Nothing but the lines from the one containing "Parse this screenshot: output" through the last line of the records below should be copied, exactly and without pictures.
--- Start Record set ---
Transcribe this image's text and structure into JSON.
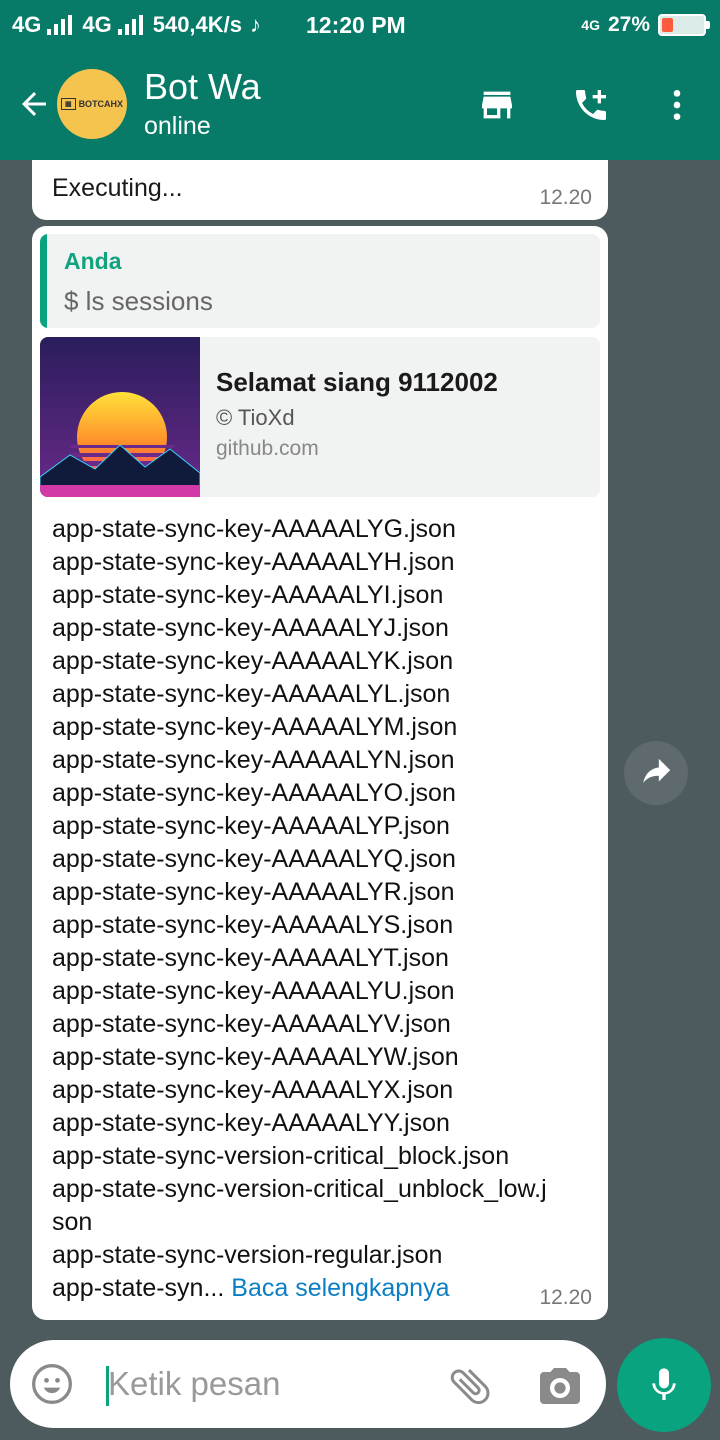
{
  "status_bar": {
    "network1": "4G",
    "network2": "4G",
    "speed": "540,4K/s",
    "time": "12:20 PM",
    "network_right": "4G",
    "battery_percent": "27%",
    "battery_level": 0.27
  },
  "header": {
    "contact_name": "Bot Wa",
    "contact_status": "online",
    "avatar_text": "BOTCAHX",
    "icons": [
      "back-arrow-icon",
      "store-icon",
      "add-call-icon",
      "more-vert-icon"
    ]
  },
  "messages": [
    {
      "text": "Executing...",
      "time": "12.20"
    },
    {
      "quote": {
        "author": "Anda",
        "text": "$ ls sessions"
      },
      "link_preview": {
        "title": "Selamat siang 9112002",
        "description": "© TioXd",
        "domain": "github.com"
      },
      "lines": [
        "app-state-sync-key-AAAAALYG.json",
        "app-state-sync-key-AAAAALYH.json",
        "app-state-sync-key-AAAAALYI.json",
        "app-state-sync-key-AAAAALYJ.json",
        "app-state-sync-key-AAAAALYK.json",
        "app-state-sync-key-AAAAALYL.json",
        "app-state-sync-key-AAAAALYM.json",
        "app-state-sync-key-AAAAALYN.json",
        "app-state-sync-key-AAAAALYO.json",
        "app-state-sync-key-AAAAALYP.json",
        "app-state-sync-key-AAAAALYQ.json",
        "app-state-sync-key-AAAAALYR.json",
        "app-state-sync-key-AAAAALYS.json",
        "app-state-sync-key-AAAAALYT.json",
        "app-state-sync-key-AAAAALYU.json",
        "app-state-sync-key-AAAAALYV.json",
        "app-state-sync-key-AAAAALYW.json",
        "app-state-sync-key-AAAAALYX.json",
        "app-state-sync-key-AAAAALYY.json",
        "app-state-sync-version-critical_block.json",
        "app-state-sync-version-critical_unblock_low.j",
        "son",
        "app-state-sync-version-regular.json"
      ],
      "last_line_prefix": "app-state-syn...",
      "read_more": "Baca selengkapnya",
      "time": "12.20"
    }
  ],
  "input": {
    "placeholder": "Ketik pesan"
  },
  "colors": {
    "header": "#077a68",
    "accent": "#0aa37f",
    "link": "#0b7fc4",
    "chat_bg": "#4d5a5e"
  }
}
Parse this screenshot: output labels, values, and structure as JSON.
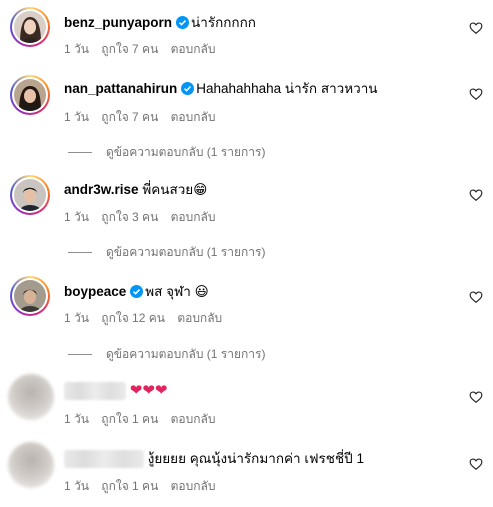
{
  "comments": [
    {
      "username": "benz_punyaporn",
      "verified": true,
      "text": "น่ารักกกกก",
      "time": "1 วัน",
      "likes": "ถูกใจ 7 คน",
      "reply": "ตอบกลับ",
      "view_replies": ""
    },
    {
      "username": "nan_pattanahirun",
      "verified": true,
      "text": "Hahahahhaha น่ารัก สาวหวาน",
      "time": "1 วัน",
      "likes": "ถูกใจ 7 คน",
      "reply": "ตอบกลับ",
      "view_replies": "ดูข้อความตอบกลับ (1 รายการ)"
    },
    {
      "username": "andr3w.rise",
      "verified": false,
      "text": "พี่คนสวย😁",
      "time": "1 วัน",
      "likes": "ถูกใจ 3 คน",
      "reply": "ตอบกลับ",
      "view_replies": "ดูข้อความตอบกลับ (1 รายการ)"
    },
    {
      "username": "boypeace",
      "verified": true,
      "text": "พส จุฬา 😃",
      "time": "1 วัน",
      "likes": "ถูกใจ 12 คน",
      "reply": "ตอบกลับ",
      "view_replies": "ดูข้อความตอบกลับ (1 รายการ)"
    },
    {
      "username": "",
      "verified": false,
      "text": "❤❤❤",
      "time": "1 วัน",
      "likes": "ถูกใจ 1 คน",
      "reply": "ตอบกลับ",
      "view_replies": ""
    },
    {
      "username": "",
      "verified": false,
      "text": "งู้ยยยย คุณนุ้งน่ารักมากค่า เฟรชชี่ปี 1",
      "time": "1 วัน",
      "likes": "ถูกใจ 1 คน",
      "reply": "ตอบกลับ",
      "view_replies": ""
    }
  ],
  "icons": {
    "like": "heart-outline-icon",
    "verified": "verified-badge-icon"
  },
  "colors": {
    "verified_blue": "#0095f6",
    "meta_gray": "#737373",
    "heart_red": "#e0245e"
  }
}
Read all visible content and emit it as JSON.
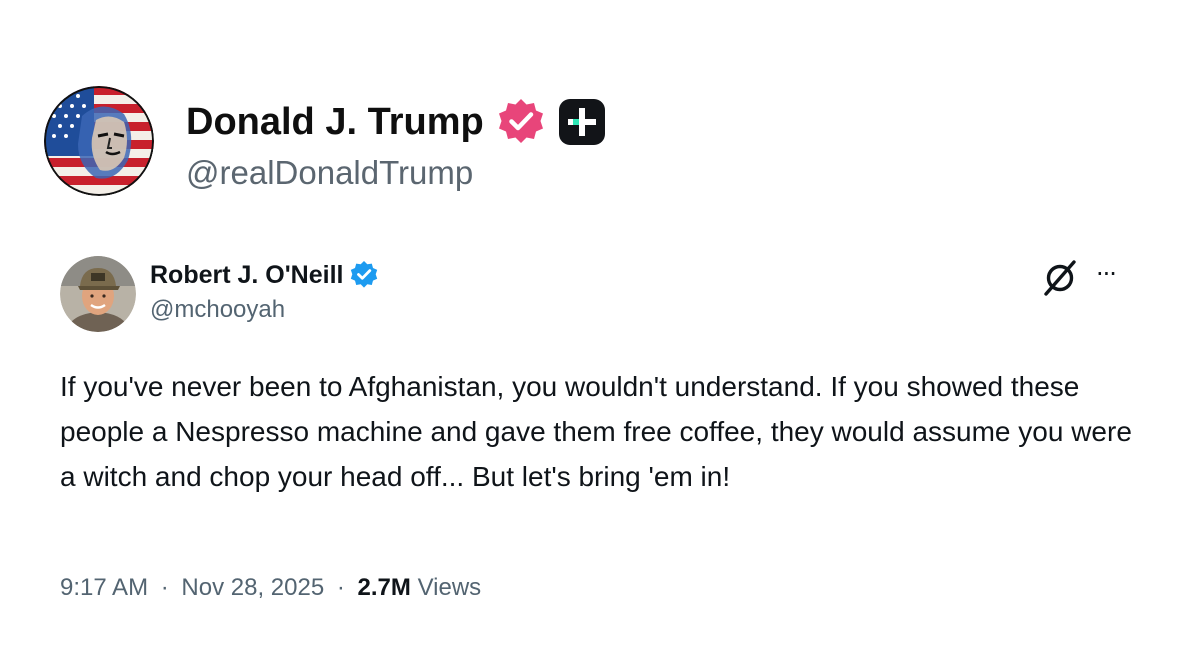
--- End Record set ---
◆ **Worked answer**
Parse this screenshot: output labels, values, and structure as JSON.
{
  "comments": [
    {
      "username": "benz_punyaporn",
      "verified": true,
      "text": "น่ารักกกกก",
      "time": "1 วัน",
      "likes": "ถูกใจ 7 คน",
      "reply": "ตอบกลับ",
      "view_replies": ""
    },
    {
      "username": "nan_pattanahirun",
      "verified": true,
      "text": "Hahahahhaha น่ารัก สาวหวาน",
      "time": "1 วัน",
      "likes": "ถูกใจ 7 คน",
      "reply": "ตอบกลับ",
      "view_replies": "ดูข้อความตอบกลับ (1 รายการ)"
    },
    {
      "username": "andr3w.rise",
      "verified": false,
      "text": "พี่คนสวย😁",
      "time": "1 วัน",
      "likes": "ถูกใจ 3 คน",
      "reply": "ตอบกลับ",
      "view_replies": "ดูข้อความตอบกลับ (1 รายการ)"
    },
    {
      "username": "boypeace",
      "verified": true,
      "text": "พส จุฬา 😃",
      "time": "1 วัน",
      "likes": "ถูกใจ 12 คน",
      "reply": "ตอบกลับ",
      "view_replies": "ดูข้อความตอบกลับ (1 รายการ)"
    },
    {
      "username": "",
      "verified": false,
      "text": "❤❤❤",
      "time": "1 วัน",
      "likes": "ถูกใจ 1 คน",
      "reply": "ตอบกลับ",
      "view_replies": ""
    },
    {
      "username": "",
      "verified": false,
      "text": "งู้ยยยย คุณนุ้งน่ารักมากค่า เฟรชชี่ปี 1",
      "time": "1 วัน",
      "likes": "ถูกใจ 1 คน",
      "reply": "ตอบกลับ",
      "view_replies": ""
    }
  ],
  "icons": {
    "like": "heart-outline-icon",
    "verified": "verified-badge-icon"
  },
  "colors": {
    "verified_blue": "#0095f6",
    "meta_gray": "#737373",
    "heart_red": "#e0245e"
  }
}
Read all visible content and emit it as JSON.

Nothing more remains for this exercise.